Dataset items:
--- begin ---

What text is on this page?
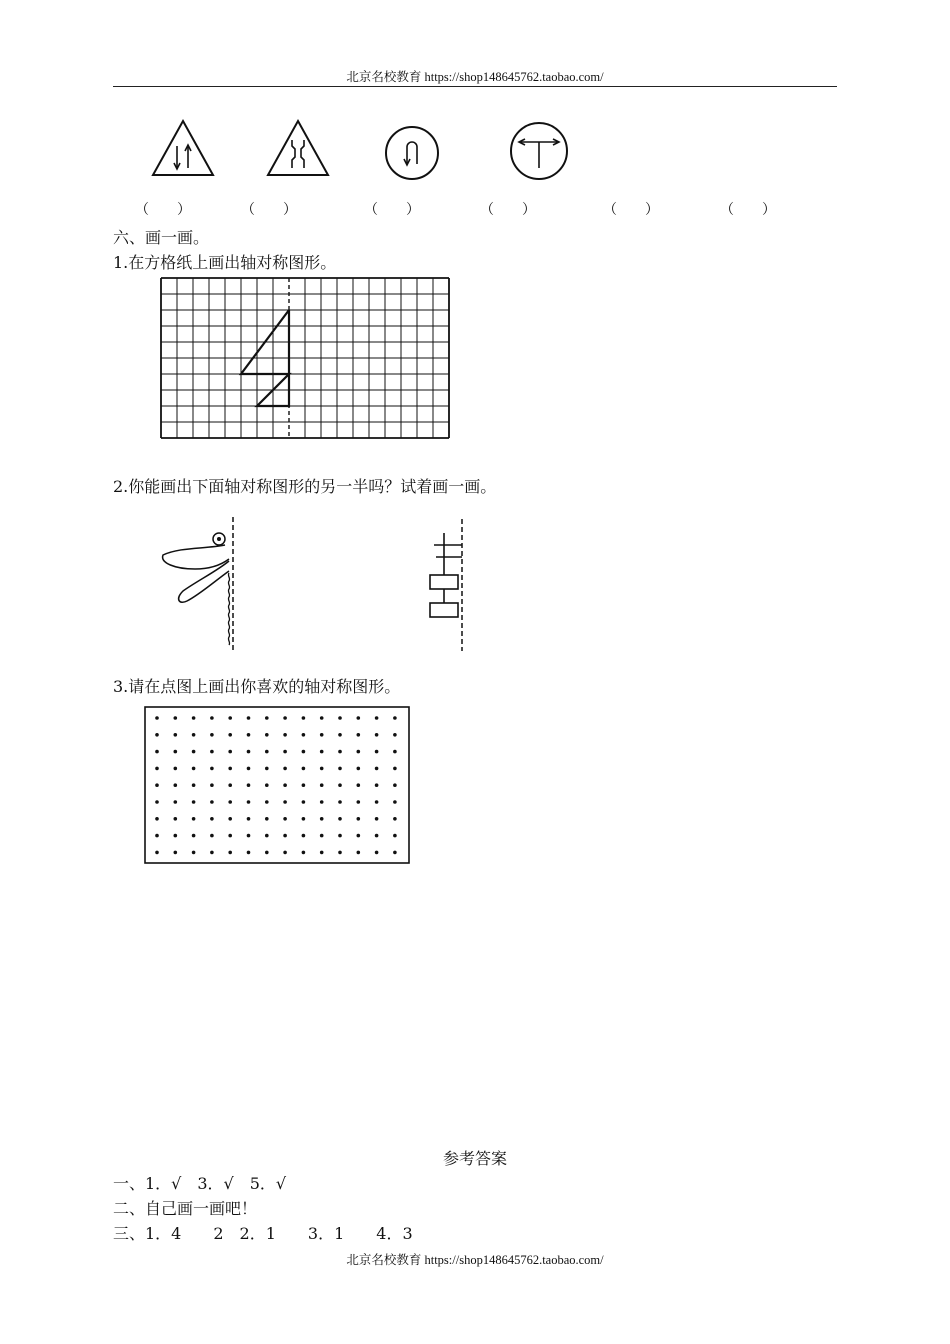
北京名校教育 https://shop148645762.taobao.com/
（　　）	（　　）	（　　）	（　　）	（　　）	（　　）
六、画一画。
1.在方格纸上画出轴对称图形。
2.你能画出下面轴对称图形的另一半吗？试着画一画。
3.请在点图上画出你喜欢的轴对称图形。
参考答案
一、1．√　3．√　5．√
二、自己画一画吧！
三、1．4　　2　2．1　　3．1　　4．3
北京名校教育 https://shop148645762.taobao.com/
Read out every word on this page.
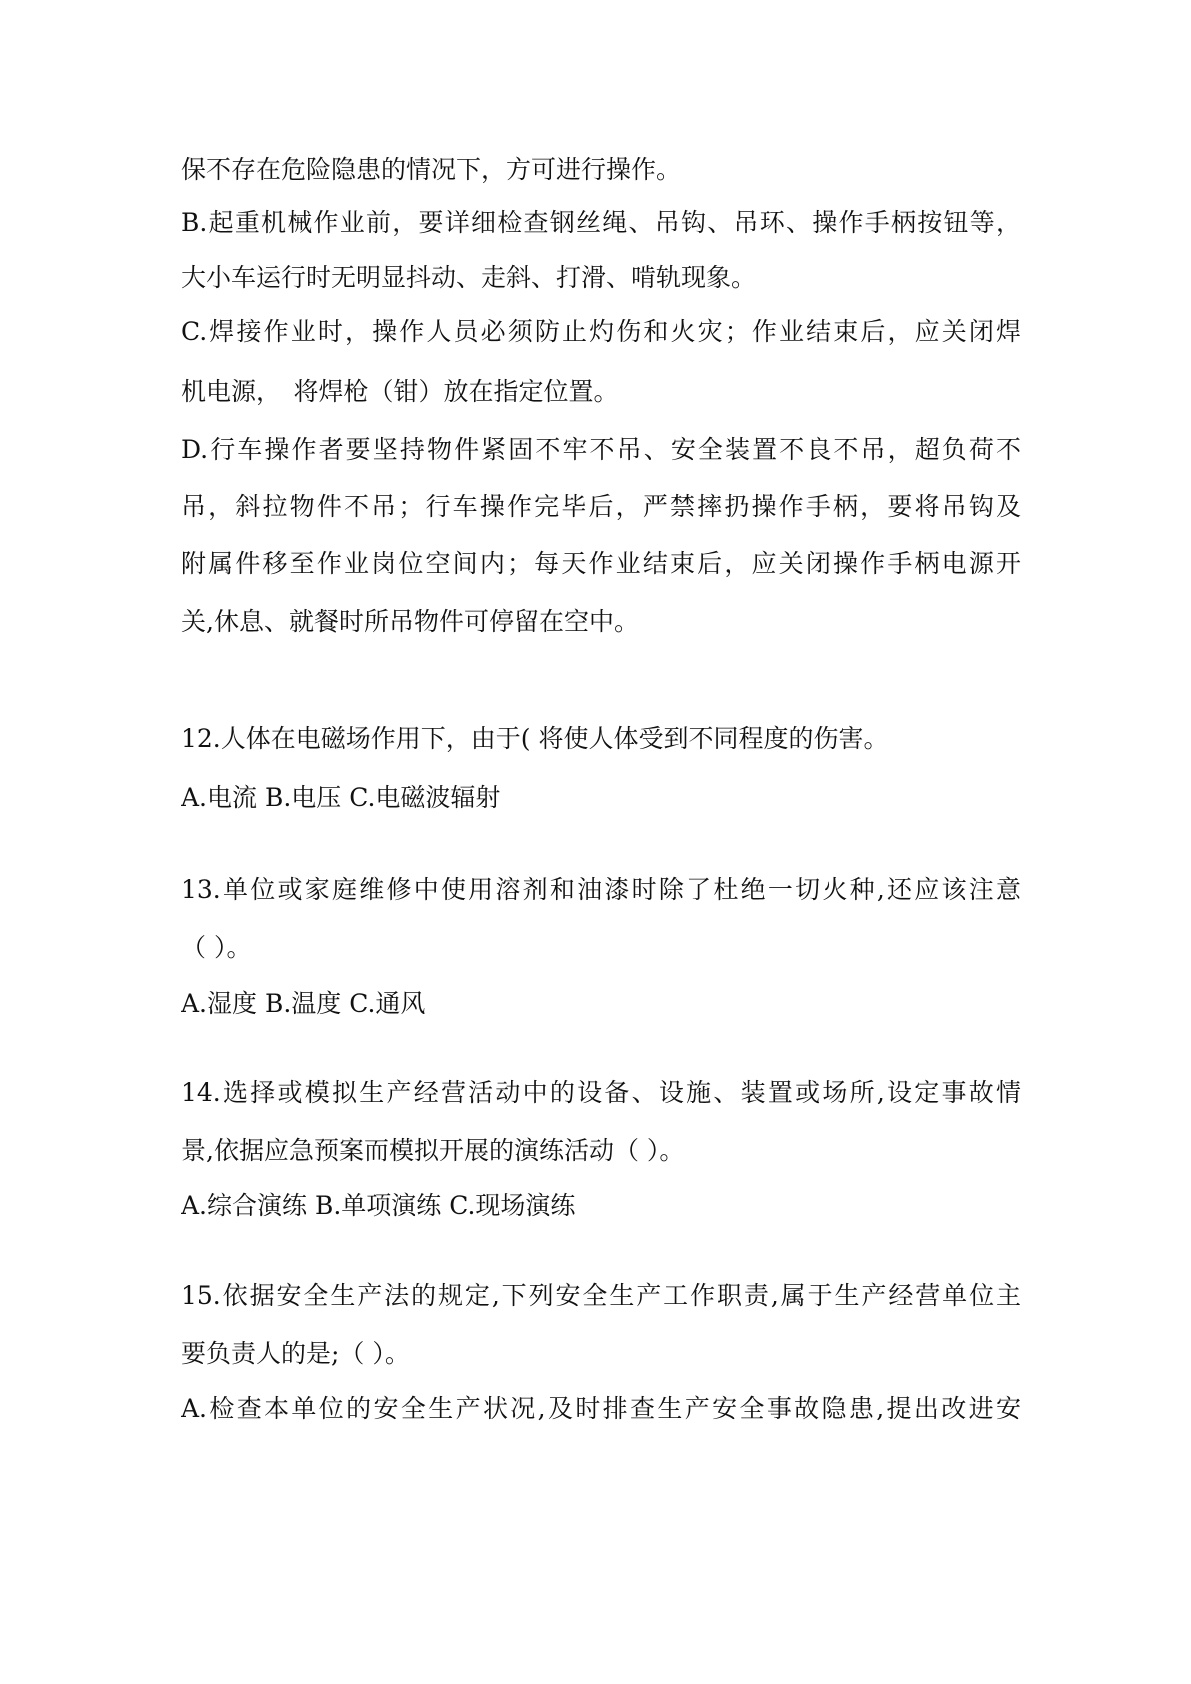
保不存在危险隐患的情况下，方可进行操作。
B.起重机械作业前，要详细检查钢丝绳、吊钩、吊环、操作手柄按钮等，
大小车运行时无明显抖动、走斜、打滑、啃轨现象。
C.焊接作业时，操作人员必须防止灼伤和火灾；作业结束后，应关闭焊
机电源，　将焊枪（钳）放在指定位置。
D.行车操作者要坚持物件紧固不牢不吊、安全装置不良不吊，超负荷不
吊，斜拉物件不吊；行车操作完毕后，严禁摔扔操作手柄，要将吊钩及
附属件移至作业岗位空间内；每天作业结束后，应关闭操作手柄电源开
关,休息、就餐时所吊物件可停留在空中。
12.人体在电磁场作用下，由于( 将使人体受到不同程度的伤害。
A.电流 B.电压 C.电磁波辐射
13.单位或家庭维修中使用溶剂和油漆时除了杜绝一切火种,还应该注意
（ ）。
A.湿度 B.温度 C.通风
14.选择或模拟生产经营活动中的设备、设施、装置或场所,设定事故情
景,依据应急预案而模拟开展的演练活动（ ）。
A.综合演练 B.单项演练 C.现场演练
15.依据安全生产法的规定,下列安全生产工作职责,属于生产经营单位主
要负责人的是;（ ）。
A.检查本单位的安全生产状况,及时排查生产安全事故隐患,提出改进安
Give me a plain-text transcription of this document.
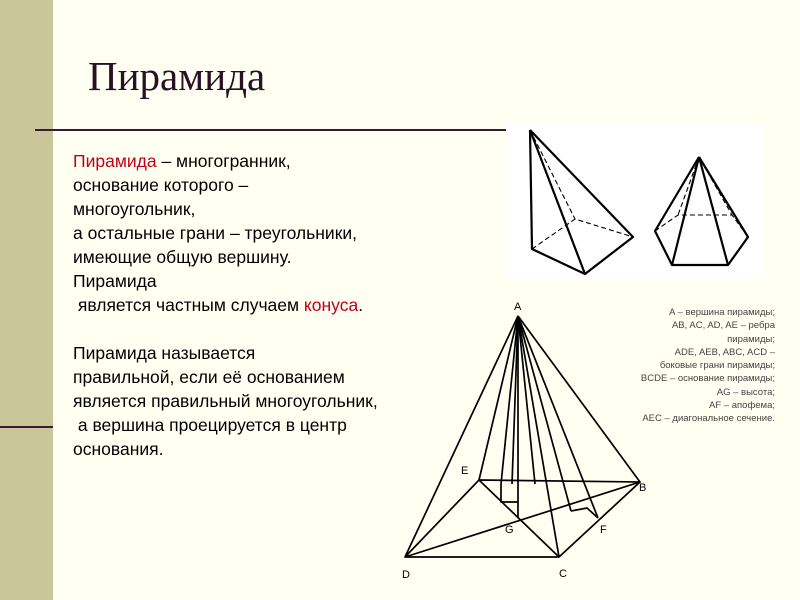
Пирамида

Пирамида – многогранник,

основание которого –

многоугольник,

а остальные грани – треугольники,

имеющие общую вершину.

Пирамида

является частным случаем конуса.

Пирамида называется

правильной, если её основанием

является правильный многоугольник,

а вершина проецируется в центр

основания.

A
E
B
G	F
D	C
A – вершина пирамиды;
AB, AC, AD, AE – ребра
пирамиды;
ADE, AEB, ABC, ACD –
боковые грани пирамиды;
BCDE – основание пирамиды;
AG – высота;
AF – апофема;
AEC – диагональное сечение.
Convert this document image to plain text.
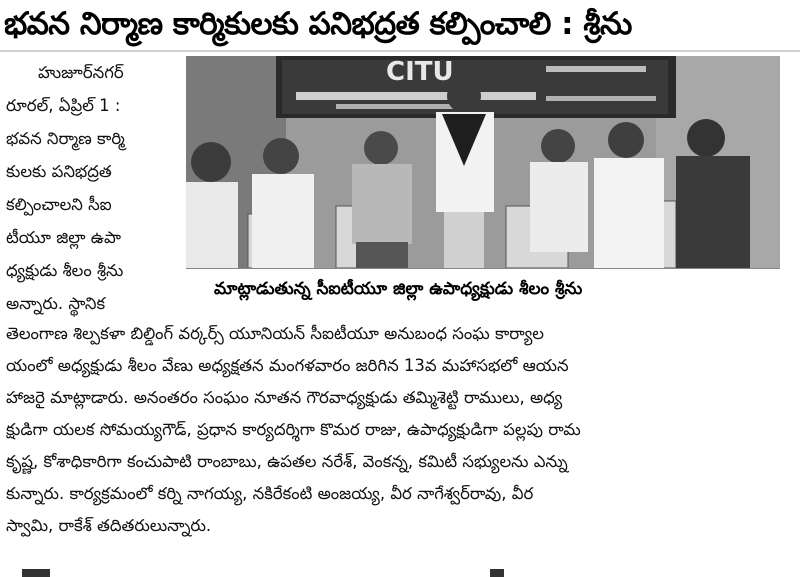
భవన నిర్మాణ కార్మికులకు పనిభద్రత కల్పించాలి : శ్రీను
హుజూర్‌నగర్
రూరల్, ఏప్రిల్ 1 :
భవన నిర్మాణ కార్మి
కులకు పనిభద్రత
కల్పించాలని సీఐ
టీయూ జిల్లా ఉపా
ధ్యక్షుడు శీలం శ్రీను
అన్నారు. స్థానిక
CITU
మాట్లాడుతున్న సీఐటీయూ జిల్లా ఉపాధ్యక్షుడు శీలం శ్రీను
తెలంగాణ శిల్పకళా బిల్డింగ్ వర్కర్స్ యూనియన్ సీఐటీయూ అనుబంధ సంఘ కార్యాల
యంలో అధ్యక్షుడు శీలం వేణు అధ్యక్షతన మంగళవారం జరిగిన 13వ మహాసభలో ఆయన
హాజరై మాట్లాడారు. అనంతరం సంఘం నూతన గౌరవాధ్యక్షుడు తమ్మిశెట్టి రాములు, అధ్య
క్షుడిగా యలక సోమయ్యగౌడ్, ప్రధాన కార్యదర్శిగా కొమర రాజు, ఉపాధ్యక్షుడిగా పల్లపు రామ
కృష్ణ, కోశాధికారిగా కంచుపాటి రాంబాబు, ఉపతల నరేశ్, వెంకన్న, కమిటీ సభ్యులను ఎన్ను
కున్నారు. కార్యక్రమంలో కర్ని నాగయ్య, నకిరేకంటి అంజయ్య, వీర నాగేశ్వర్‌రావు, వీర
స్వామి, రాకేశ్ తదితరులున్నారు.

--- end ---

_THE REQUEST_. List each line of the records that holds the string "вершина".

_RESPONSE FOR THIS EXERCISE_.
а вершина проецируется в центр
A – вершина пирамиды;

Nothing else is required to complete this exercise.